DATASET:
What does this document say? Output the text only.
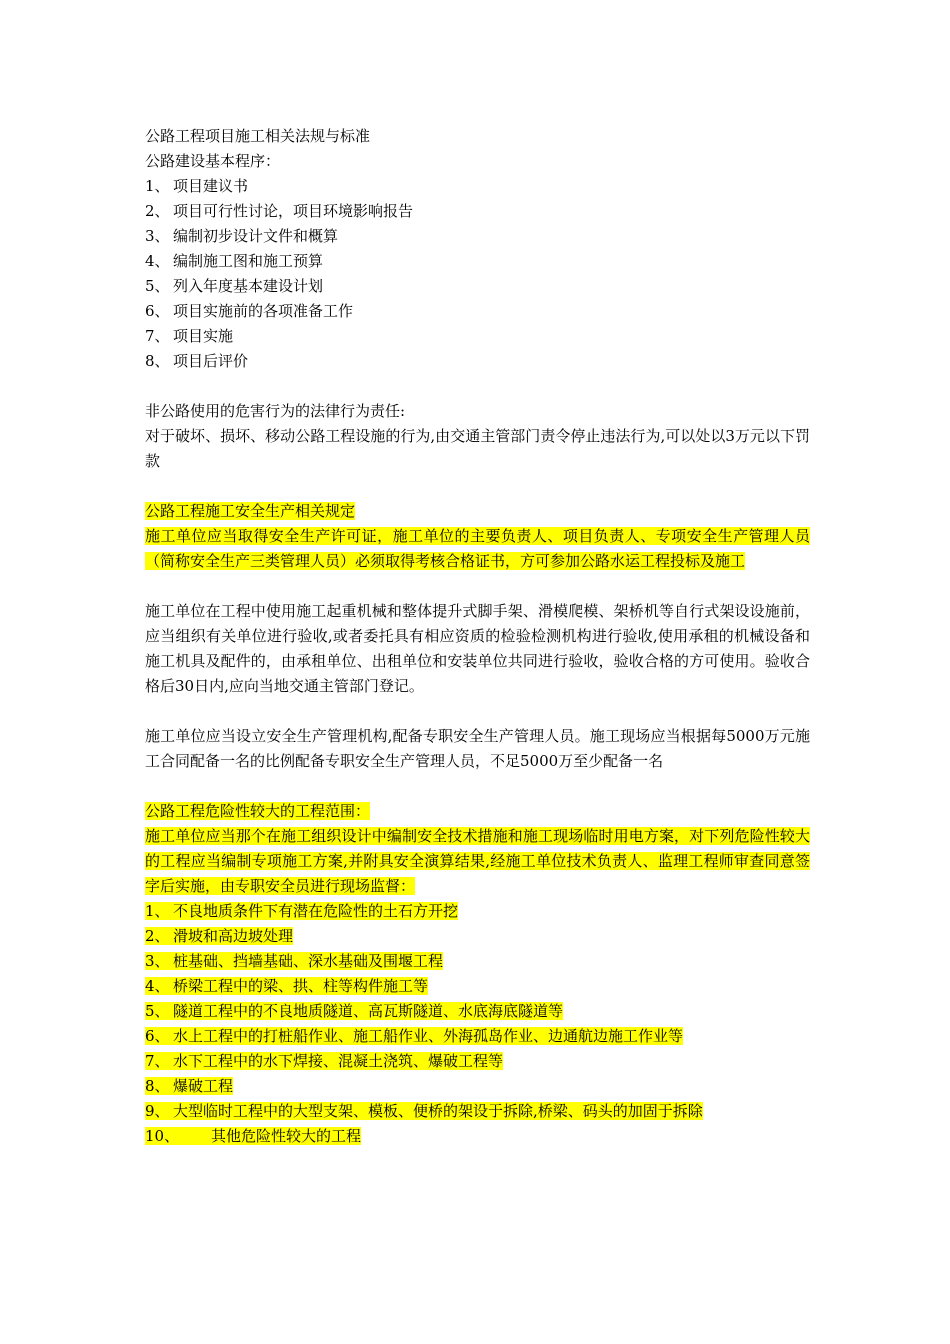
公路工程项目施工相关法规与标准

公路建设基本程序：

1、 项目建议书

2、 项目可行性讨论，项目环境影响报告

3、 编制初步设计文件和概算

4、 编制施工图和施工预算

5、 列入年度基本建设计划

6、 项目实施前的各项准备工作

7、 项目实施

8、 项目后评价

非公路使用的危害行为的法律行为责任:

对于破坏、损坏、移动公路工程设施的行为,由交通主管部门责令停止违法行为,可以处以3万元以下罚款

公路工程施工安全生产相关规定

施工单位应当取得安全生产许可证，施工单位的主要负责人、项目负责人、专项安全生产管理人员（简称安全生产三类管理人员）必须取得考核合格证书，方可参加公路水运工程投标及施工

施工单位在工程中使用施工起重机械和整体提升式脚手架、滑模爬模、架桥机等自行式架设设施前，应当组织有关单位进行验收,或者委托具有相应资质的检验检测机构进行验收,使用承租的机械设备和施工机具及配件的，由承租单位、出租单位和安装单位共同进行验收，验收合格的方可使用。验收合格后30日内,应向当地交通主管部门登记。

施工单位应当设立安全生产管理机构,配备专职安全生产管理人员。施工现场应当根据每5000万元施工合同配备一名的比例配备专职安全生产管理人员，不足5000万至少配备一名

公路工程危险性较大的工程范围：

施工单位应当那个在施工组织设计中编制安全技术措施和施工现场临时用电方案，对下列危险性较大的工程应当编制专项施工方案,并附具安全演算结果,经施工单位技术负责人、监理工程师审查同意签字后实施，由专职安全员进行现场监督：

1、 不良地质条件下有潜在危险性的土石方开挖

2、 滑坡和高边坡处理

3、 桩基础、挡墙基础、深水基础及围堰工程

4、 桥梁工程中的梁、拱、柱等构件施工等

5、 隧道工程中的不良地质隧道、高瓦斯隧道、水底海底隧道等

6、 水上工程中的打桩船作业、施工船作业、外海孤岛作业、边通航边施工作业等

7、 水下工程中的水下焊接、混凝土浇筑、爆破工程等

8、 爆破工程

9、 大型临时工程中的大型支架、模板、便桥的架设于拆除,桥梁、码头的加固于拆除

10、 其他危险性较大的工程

EXERCISE OBJECTIVE:
Leave the pictures out, and print every line of the listing exactly as written.

OUTPUT BELOW:
What does this document say? Output the text only.
公路工程项目施工相关法规与标准

公路建设基本程序：

1、 项目建议书

2、 项目可行性讨论，项目环境影响报告

3、 编制初步设计文件和概算

4、 编制施工图和施工预算

5、 列入年度基本建设计划

6、 项目实施前的各项准备工作

7、 项目实施

8、 项目后评价

非公路使用的危害行为的法律行为责任:

对于破坏、损坏、移动公路工程设施的行为,由交通主管部门责令停止违法行为,可以处以3万元以下罚款

公路工程施工安全生产相关规定

施工单位应当取得安全生产许可证，施工单位的主要负责人、项目负责人、专项安全生产管理人员（简称安全生产三类管理人员）必须取得考核合格证书，方可参加公路水运工程投标及施工

施工单位在工程中使用施工起重机械和整体提升式脚手架、滑模爬模、架桥机等自行式架设设施前，应当组织有关单位进行验收,或者委托具有相应资质的检验检测机构进行验收,使用承租的机械设备和施工机具及配件的，由承租单位、出租单位和安装单位共同进行验收，验收合格的方可使用。验收合格后30日内,应向当地交通主管部门登记。

施工单位应当设立安全生产管理机构,配备专职安全生产管理人员。施工现场应当根据每5000万元施工合同配备一名的比例配备专职安全生产管理人员，不足5000万至少配备一名

公路工程危险性较大的工程范围：

施工单位应当那个在施工组织设计中编制安全技术措施和施工现场临时用电方案，对下列危险性较大的工程应当编制专项施工方案,并附具安全演算结果,经施工单位技术负责人、监理工程师审查同意签字后实施，由专职安全员进行现场监督：

1、 不良地质条件下有潜在危险性的土石方开挖

2、 滑坡和高边坡处理

3、 桩基础、挡墙基础、深水基础及围堰工程

4、 桥梁工程中的梁、拱、柱等构件施工等

5、 隧道工程中的不良地质隧道、高瓦斯隧道、水底海底隧道等

6、 水上工程中的打桩船作业、施工船作业、外海孤岛作业、边通航边施工作业等

7、 水下工程中的水下焊接、混凝土浇筑、爆破工程等

8、 爆破工程

9、 大型临时工程中的大型支架、模板、便桥的架设于拆除,桥梁、码头的加固于拆除

10、 其他危险性较大的工程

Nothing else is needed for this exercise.